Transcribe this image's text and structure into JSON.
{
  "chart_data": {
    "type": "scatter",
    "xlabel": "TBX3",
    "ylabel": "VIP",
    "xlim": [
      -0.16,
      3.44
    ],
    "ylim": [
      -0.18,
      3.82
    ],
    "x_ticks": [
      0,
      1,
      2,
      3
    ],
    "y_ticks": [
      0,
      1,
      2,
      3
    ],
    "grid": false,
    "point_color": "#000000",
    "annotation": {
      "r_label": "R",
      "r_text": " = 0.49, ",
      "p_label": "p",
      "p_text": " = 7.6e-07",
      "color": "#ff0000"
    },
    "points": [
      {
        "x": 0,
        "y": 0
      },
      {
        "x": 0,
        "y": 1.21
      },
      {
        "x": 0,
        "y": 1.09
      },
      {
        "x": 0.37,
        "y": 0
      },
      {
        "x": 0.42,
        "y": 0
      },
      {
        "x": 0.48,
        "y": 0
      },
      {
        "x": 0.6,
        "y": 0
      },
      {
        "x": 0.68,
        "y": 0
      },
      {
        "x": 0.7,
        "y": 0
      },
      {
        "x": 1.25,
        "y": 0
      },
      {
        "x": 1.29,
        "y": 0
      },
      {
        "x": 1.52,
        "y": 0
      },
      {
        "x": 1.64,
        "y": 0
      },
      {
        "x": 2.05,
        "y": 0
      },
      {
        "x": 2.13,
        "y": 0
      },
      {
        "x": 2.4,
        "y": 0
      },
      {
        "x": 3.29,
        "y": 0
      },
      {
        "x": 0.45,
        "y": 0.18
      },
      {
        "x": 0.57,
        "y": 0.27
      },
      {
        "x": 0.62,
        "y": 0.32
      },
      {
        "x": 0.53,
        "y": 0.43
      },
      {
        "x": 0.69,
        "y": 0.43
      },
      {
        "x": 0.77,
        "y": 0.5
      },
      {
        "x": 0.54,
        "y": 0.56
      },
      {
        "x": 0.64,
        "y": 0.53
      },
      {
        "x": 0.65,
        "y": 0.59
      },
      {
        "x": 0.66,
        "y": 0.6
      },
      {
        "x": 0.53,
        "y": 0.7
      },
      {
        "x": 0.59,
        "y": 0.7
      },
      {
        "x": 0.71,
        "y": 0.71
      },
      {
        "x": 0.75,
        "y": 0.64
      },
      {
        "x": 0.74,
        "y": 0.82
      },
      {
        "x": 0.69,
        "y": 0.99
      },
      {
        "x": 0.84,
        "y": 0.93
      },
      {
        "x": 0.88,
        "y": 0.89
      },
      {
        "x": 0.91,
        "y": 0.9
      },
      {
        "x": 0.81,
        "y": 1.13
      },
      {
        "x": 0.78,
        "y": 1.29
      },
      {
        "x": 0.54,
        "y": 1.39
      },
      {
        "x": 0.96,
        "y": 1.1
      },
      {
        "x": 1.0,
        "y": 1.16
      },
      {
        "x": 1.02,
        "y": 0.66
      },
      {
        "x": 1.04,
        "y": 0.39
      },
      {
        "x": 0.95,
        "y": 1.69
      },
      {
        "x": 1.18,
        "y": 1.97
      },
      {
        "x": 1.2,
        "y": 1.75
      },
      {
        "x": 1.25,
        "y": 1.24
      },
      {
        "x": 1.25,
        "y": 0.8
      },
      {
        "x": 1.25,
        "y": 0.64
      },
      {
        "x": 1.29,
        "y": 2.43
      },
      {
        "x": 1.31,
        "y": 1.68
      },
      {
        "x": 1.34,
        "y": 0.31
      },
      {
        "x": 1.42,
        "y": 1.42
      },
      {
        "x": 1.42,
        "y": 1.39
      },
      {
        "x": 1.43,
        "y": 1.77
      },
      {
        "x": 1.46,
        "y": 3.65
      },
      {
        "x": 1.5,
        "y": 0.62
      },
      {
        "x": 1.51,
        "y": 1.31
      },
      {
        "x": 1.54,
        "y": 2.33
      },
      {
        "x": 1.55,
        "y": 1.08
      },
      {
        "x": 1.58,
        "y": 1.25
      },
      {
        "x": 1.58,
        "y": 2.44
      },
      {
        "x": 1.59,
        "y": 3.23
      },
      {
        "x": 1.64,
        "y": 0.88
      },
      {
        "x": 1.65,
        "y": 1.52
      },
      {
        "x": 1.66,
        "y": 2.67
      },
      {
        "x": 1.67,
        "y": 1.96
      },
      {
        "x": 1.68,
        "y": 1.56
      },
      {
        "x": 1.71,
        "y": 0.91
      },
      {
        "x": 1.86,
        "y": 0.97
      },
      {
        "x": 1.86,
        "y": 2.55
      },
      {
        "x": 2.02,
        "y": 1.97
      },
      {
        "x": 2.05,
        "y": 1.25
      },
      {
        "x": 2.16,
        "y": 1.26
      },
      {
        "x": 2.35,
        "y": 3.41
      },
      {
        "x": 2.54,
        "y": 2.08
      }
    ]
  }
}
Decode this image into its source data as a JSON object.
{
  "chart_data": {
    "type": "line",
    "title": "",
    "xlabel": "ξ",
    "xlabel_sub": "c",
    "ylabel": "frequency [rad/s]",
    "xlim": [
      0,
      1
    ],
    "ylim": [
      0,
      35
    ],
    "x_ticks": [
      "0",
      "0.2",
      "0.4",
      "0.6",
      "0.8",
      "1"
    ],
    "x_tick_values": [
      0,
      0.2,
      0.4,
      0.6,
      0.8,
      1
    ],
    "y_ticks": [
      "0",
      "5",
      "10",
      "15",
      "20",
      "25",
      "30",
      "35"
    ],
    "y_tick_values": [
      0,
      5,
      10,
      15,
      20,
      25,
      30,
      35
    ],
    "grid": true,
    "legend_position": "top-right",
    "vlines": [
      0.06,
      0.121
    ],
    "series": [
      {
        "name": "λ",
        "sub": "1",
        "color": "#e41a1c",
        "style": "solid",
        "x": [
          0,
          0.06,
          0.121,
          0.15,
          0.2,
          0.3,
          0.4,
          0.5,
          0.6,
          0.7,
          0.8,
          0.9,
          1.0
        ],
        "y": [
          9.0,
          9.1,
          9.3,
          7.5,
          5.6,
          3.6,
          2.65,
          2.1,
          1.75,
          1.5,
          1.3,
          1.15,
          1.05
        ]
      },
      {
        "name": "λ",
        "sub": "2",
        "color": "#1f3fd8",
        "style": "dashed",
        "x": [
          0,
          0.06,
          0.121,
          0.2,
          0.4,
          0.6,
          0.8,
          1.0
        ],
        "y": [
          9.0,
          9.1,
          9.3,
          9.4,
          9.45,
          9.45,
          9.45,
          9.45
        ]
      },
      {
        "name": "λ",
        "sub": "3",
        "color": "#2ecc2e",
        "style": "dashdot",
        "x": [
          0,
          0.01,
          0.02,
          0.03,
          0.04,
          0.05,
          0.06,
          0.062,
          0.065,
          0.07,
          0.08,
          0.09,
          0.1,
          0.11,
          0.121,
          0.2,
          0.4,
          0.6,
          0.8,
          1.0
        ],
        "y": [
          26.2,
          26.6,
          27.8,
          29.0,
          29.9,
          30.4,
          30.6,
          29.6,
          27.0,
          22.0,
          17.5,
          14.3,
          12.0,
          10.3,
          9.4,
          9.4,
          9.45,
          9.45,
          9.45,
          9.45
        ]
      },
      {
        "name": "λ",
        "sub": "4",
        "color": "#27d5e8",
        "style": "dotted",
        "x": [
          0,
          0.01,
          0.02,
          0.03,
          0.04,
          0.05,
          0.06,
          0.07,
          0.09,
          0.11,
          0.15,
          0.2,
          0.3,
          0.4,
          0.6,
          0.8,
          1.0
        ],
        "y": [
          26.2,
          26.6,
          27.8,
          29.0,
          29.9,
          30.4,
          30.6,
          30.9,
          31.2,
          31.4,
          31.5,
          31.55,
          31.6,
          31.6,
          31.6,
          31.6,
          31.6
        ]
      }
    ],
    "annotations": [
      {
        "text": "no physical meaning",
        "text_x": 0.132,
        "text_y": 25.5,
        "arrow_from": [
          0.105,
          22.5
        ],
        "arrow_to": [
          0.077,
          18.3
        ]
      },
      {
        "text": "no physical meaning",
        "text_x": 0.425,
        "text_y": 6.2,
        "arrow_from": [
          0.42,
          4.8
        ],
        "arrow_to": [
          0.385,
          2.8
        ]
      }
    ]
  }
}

* * *

Within the listing, how many lines hold the word "image"? Only the number is to be given.

2